------ MATERIAL FOR THE TASK ------
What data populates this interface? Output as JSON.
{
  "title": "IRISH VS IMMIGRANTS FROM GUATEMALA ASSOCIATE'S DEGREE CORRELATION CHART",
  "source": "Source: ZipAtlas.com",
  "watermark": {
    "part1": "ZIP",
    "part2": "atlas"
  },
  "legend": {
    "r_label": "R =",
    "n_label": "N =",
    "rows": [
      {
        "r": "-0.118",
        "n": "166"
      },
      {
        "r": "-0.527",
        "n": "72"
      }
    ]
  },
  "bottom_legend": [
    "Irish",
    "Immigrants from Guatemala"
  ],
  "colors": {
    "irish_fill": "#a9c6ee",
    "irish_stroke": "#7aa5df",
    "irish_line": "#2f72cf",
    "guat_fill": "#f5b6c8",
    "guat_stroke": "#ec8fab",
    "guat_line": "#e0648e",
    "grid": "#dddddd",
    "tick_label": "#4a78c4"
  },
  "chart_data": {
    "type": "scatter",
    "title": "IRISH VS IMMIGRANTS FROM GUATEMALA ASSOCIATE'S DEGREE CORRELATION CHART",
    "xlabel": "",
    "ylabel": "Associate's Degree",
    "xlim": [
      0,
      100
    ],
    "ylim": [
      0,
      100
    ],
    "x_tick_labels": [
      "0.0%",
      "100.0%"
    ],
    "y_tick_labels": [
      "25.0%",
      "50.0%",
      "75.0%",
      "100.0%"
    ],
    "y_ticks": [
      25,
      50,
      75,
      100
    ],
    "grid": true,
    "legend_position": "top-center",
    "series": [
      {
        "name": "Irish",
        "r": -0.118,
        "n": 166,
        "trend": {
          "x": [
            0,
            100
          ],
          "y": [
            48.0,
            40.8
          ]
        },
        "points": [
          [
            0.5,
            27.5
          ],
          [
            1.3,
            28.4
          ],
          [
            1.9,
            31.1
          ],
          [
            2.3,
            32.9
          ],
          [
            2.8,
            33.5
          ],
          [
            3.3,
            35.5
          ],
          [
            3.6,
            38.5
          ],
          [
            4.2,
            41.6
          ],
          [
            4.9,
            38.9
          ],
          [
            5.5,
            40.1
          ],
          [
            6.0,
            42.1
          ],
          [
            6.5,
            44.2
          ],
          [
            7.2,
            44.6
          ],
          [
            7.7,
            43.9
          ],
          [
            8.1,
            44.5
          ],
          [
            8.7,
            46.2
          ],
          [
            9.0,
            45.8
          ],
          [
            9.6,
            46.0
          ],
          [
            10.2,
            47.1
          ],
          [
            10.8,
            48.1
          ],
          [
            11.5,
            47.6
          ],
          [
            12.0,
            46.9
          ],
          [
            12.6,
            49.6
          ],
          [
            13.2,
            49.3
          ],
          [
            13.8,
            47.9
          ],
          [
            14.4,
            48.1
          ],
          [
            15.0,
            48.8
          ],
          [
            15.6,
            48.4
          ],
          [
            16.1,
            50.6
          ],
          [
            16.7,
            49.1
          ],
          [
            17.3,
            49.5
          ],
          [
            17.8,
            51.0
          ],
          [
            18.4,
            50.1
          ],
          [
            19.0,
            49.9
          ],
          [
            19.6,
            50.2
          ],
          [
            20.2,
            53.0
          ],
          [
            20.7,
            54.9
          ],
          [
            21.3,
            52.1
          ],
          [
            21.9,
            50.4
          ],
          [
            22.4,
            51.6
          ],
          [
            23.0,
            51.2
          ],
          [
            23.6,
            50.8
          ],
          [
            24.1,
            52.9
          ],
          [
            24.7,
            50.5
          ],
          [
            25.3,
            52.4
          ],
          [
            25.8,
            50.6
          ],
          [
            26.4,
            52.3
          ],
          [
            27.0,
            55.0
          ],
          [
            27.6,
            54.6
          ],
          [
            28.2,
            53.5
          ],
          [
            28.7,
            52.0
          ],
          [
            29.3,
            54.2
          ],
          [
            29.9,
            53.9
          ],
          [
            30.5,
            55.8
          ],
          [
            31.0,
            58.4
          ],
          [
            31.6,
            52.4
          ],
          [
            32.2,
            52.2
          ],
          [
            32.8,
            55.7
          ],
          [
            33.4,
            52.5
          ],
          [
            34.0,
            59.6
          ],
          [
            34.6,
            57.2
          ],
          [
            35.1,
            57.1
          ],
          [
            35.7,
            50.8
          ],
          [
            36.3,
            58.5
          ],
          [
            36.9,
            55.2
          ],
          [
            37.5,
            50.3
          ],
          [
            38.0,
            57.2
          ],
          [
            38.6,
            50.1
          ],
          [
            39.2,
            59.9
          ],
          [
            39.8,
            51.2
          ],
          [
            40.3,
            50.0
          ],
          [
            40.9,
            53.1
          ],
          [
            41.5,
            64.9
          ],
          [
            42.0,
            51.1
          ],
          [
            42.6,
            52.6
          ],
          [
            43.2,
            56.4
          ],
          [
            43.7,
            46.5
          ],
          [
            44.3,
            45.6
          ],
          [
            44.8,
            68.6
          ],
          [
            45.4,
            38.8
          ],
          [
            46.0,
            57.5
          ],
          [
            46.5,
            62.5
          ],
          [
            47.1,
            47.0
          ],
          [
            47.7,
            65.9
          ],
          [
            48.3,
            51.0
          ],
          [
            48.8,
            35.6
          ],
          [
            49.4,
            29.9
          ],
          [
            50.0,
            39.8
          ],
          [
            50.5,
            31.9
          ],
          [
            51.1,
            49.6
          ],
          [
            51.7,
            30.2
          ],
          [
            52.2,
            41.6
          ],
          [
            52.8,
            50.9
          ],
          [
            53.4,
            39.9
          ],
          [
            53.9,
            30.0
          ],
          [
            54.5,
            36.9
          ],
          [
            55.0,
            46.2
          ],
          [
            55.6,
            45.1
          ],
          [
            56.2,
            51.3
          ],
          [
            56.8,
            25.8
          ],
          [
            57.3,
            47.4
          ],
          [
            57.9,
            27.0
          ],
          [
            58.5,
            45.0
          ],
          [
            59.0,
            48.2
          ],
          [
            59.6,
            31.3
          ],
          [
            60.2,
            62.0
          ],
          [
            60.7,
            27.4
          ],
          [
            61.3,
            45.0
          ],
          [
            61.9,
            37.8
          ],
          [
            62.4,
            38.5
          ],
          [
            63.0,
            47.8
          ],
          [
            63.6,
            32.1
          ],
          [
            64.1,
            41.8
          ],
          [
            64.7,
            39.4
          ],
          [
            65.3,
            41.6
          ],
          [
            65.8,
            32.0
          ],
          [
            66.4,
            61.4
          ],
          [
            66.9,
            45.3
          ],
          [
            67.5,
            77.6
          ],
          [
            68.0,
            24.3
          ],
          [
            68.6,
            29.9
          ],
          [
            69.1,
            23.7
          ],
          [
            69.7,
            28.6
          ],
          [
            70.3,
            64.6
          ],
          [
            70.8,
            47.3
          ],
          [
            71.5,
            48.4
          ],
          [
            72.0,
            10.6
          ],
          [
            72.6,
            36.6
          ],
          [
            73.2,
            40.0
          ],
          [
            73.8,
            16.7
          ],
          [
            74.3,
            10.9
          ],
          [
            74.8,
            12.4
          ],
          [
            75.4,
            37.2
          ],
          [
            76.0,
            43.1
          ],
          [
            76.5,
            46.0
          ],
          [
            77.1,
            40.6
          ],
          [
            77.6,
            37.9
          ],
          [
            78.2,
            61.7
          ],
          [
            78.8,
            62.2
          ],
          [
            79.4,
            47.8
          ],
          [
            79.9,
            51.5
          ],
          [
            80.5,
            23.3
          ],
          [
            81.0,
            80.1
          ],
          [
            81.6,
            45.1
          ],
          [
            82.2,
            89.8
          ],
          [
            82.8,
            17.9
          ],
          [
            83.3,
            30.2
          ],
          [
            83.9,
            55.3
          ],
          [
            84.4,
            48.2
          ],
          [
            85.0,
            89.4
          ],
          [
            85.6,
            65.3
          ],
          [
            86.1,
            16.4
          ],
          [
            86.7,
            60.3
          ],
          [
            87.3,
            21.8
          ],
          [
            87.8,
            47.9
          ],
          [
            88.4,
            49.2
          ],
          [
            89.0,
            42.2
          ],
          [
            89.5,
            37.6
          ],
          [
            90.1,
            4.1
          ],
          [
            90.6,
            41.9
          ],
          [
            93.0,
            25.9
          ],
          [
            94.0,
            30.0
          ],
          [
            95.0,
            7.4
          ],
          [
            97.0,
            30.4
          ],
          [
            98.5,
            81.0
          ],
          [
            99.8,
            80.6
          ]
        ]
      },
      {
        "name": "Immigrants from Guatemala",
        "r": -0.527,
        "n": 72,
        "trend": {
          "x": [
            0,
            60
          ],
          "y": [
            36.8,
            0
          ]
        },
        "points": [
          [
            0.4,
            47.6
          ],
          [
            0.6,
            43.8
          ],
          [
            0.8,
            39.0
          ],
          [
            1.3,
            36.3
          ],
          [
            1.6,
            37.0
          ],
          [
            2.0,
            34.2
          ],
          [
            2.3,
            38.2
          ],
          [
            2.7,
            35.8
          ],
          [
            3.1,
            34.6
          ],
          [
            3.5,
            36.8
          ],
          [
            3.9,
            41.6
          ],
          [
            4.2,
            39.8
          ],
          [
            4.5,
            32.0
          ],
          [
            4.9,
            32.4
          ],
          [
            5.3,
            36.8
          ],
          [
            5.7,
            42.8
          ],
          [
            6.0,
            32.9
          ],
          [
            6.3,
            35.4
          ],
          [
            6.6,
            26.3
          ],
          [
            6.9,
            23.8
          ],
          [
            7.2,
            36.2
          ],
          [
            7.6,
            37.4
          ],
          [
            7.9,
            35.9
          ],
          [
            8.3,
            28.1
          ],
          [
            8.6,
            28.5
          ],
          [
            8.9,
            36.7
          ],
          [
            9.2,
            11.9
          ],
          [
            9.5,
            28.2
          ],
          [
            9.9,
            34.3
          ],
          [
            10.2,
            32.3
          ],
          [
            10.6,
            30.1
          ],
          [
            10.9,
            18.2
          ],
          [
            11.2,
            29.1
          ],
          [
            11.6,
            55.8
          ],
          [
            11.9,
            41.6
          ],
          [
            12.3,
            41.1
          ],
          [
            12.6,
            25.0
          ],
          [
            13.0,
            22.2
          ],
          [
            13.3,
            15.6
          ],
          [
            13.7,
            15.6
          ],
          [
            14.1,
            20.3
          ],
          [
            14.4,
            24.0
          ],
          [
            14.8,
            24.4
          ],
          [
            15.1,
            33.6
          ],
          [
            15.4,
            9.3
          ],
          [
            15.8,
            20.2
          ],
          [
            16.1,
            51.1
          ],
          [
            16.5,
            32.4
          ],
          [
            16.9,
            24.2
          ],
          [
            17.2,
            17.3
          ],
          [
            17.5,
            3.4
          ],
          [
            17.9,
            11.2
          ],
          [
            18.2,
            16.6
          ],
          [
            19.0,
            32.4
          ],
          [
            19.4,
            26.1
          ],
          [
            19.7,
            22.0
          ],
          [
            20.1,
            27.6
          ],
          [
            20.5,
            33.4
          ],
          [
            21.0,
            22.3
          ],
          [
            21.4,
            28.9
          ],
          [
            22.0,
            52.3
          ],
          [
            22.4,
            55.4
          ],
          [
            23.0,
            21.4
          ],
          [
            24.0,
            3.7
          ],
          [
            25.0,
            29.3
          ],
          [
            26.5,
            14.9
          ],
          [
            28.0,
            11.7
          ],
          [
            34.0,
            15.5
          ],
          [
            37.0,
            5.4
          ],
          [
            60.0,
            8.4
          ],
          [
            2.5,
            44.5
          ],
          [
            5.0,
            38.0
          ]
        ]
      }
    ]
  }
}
------
§ GOAL OF THE EXERCISE
Identify which lines contain the word "CORRELATION" and copy each one.

§ SOLUTION TO THE PROBLEM
  "title": "IRISH VS IMMIGRANTS FROM GUATEMALA ASSOCIATE'S DEGREE CORRELATION CHART",
    "title": "IRISH VS IMMIGRANTS FROM GUATEMALA ASSOCIATE'S DEGREE CORRELATION CHART",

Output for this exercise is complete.